§ **Input records**

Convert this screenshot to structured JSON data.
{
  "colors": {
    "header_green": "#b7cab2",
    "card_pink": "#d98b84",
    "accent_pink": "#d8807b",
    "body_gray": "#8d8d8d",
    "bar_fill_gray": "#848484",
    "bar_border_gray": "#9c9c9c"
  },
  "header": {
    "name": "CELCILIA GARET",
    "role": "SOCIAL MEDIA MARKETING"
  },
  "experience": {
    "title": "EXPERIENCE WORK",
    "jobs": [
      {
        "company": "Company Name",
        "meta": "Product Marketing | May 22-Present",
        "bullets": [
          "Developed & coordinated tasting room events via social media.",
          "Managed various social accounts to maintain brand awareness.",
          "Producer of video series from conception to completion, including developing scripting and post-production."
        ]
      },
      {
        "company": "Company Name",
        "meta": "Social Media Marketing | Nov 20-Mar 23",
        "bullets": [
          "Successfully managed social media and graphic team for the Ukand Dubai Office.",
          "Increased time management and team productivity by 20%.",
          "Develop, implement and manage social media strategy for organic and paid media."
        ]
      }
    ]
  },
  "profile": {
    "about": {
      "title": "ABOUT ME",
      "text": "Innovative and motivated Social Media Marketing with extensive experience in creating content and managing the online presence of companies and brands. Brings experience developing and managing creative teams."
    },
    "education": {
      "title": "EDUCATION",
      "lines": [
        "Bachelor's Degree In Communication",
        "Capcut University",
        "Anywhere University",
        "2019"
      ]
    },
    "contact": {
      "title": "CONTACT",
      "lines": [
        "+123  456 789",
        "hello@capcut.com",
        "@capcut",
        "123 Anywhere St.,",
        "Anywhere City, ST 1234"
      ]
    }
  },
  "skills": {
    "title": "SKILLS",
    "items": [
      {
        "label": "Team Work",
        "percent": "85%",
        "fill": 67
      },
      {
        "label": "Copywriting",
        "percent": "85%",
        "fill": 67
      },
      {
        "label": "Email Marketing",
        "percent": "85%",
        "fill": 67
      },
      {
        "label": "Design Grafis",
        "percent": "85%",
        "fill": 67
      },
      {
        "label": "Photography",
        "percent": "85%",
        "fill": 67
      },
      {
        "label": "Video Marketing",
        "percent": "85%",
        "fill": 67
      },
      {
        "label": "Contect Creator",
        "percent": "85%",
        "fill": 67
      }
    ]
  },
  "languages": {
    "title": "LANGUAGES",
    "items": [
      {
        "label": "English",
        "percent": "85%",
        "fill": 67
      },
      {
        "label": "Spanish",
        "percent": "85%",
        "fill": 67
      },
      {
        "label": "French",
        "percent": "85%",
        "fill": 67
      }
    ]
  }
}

§ **Exercise**
Track down every line with the word "developing" and copy it.

§ **Written answer**
          "Producer of video series from conception to completion, including developing scripting and post-production."
      "text": "Innovative and motivated Social Media Marketing with extensive experience in creating content and managing the online presence of companies and brands. Brings experience developing and managing creative teams."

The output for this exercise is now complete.